Given instruction: Reproduce the entries below verbatim, starting from the first line and ending with the line containing "section-heading: 2.5.2 Пакет", with both ends included.

Provided material:
◆ ◆ ◆ ◆

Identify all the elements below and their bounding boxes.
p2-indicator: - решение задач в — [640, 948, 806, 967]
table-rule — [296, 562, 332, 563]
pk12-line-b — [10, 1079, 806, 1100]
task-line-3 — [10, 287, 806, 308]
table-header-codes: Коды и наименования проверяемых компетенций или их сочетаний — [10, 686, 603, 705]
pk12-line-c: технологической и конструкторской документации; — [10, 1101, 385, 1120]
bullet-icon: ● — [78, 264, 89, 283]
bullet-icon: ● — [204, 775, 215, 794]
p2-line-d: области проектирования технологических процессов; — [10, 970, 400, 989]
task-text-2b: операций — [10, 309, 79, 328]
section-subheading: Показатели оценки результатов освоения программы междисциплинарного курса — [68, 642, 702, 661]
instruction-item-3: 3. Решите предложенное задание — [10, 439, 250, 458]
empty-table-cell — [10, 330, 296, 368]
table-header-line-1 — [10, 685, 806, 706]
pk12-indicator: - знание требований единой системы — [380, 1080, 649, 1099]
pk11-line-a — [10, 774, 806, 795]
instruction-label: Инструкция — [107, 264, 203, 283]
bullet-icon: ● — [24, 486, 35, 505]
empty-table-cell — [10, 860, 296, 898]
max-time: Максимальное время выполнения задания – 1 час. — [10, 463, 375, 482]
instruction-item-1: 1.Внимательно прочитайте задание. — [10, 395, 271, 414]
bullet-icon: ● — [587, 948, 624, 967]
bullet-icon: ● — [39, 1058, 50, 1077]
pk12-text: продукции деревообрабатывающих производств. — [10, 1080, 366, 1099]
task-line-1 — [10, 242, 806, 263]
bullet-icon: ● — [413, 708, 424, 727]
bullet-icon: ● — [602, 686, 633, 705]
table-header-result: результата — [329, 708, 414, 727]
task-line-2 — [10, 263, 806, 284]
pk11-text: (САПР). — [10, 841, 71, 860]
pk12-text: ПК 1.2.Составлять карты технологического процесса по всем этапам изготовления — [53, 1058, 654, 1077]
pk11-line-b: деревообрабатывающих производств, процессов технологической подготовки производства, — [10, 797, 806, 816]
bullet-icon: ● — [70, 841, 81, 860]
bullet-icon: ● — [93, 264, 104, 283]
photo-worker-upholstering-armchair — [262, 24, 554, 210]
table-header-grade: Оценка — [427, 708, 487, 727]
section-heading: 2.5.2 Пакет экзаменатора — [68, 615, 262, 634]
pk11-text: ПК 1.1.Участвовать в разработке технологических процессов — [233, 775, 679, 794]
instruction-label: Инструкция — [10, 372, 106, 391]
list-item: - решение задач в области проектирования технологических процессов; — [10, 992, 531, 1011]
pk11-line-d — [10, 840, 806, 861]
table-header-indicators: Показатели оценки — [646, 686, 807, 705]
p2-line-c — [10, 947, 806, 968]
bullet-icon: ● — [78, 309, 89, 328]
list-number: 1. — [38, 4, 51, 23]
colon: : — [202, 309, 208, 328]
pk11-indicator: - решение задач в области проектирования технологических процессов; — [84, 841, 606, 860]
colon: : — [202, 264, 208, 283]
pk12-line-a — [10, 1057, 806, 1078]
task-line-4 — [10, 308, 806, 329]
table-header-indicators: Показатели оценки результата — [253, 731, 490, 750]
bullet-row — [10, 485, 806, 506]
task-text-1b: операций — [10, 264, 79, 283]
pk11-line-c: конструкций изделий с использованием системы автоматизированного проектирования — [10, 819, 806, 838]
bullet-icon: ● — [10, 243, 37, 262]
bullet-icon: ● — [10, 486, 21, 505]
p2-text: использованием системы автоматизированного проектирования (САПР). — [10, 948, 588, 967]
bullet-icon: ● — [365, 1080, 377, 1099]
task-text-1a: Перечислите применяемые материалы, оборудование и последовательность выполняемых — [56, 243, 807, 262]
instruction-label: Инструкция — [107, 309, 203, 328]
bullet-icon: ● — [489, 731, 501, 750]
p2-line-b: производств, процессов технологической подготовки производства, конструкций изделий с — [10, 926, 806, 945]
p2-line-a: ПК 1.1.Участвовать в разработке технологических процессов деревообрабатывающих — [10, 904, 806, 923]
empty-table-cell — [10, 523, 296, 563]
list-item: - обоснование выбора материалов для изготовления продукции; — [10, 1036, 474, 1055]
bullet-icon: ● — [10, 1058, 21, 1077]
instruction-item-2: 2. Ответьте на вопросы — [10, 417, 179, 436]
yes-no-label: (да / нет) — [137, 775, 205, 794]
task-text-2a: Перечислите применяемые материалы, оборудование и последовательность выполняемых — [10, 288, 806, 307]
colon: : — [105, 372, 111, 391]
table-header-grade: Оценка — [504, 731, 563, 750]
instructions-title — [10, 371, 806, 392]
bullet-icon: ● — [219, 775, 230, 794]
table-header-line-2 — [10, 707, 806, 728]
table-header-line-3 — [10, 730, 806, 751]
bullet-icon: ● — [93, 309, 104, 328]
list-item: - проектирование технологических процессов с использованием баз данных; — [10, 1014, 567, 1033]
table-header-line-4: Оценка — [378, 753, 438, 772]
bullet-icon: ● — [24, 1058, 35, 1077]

◆ ◆ ◆ ◆

Correct response:
Identify all the elements below and their bounding boxes.
p2-indicator: - решение задач в — [640, 948, 806, 967]
table-rule — [296, 562, 332, 563]
pk12-line-b — [10, 1079, 806, 1100]
task-line-3 — [10, 287, 806, 308]
table-header-codes: Коды и наименования проверяемых компетенций или их сочетаний — [10, 686, 603, 705]
pk12-line-c: технологической и конструкторской документации; — [10, 1101, 385, 1120]
bullet-icon: ● — [78, 264, 89, 283]
bullet-icon: ● — [204, 775, 215, 794]
p2-line-d: области проектирования технологических процессов; — [10, 970, 400, 989]
task-text-2b: операций — [10, 309, 79, 328]
section-subheading: Показатели оценки результатов освоения программы междисциплинарного курса — [68, 642, 702, 661]
instruction-item-3: 3. Решите предложенное задание — [10, 439, 250, 458]
empty-table-cell — [10, 330, 296, 368]
table-header-line-1 — [10, 685, 806, 706]
pk12-indicator: - знание требований единой системы — [380, 1080, 649, 1099]
pk11-line-a — [10, 774, 806, 795]
instruction-label: Инструкция — [107, 264, 203, 283]
bullet-icon: ● — [24, 486, 35, 505]
empty-table-cell — [10, 860, 296, 898]
max-time: Максимальное время выполнения задания – 1 час. — [10, 463, 375, 482]
instruction-item-1: 1.Внимательно прочитайте задание. — [10, 395, 271, 414]
bullet-icon: ● — [587, 948, 624, 967]
bullet-icon: ● — [39, 1058, 50, 1077]
pk12-text: продукции деревообрабатывающих производств. — [10, 1080, 366, 1099]
task-line-1 — [10, 242, 806, 263]
bullet-icon: ● — [413, 708, 424, 727]
bullet-icon: ● — [602, 686, 633, 705]
table-header-result: результата — [329, 708, 414, 727]
task-line-2 — [10, 263, 806, 284]
pk11-text: (САПР). — [10, 841, 71, 860]
pk12-text: ПК 1.2.Составлять карты технологического процесса по всем этапам изготовления — [53, 1058, 654, 1077]
pk11-line-b: деревообрабатывающих производств, процессов технологической подготовки производства, — [10, 797, 806, 816]
bullet-icon: ● — [70, 841, 81, 860]
bullet-icon: ● — [93, 264, 104, 283]
photo-worker-upholstering-armchair — [262, 24, 554, 210]
table-header-grade: Оценка — [427, 708, 487, 727]
section-heading: 2.5.2 Пакет экзаменатора — [68, 615, 262, 634]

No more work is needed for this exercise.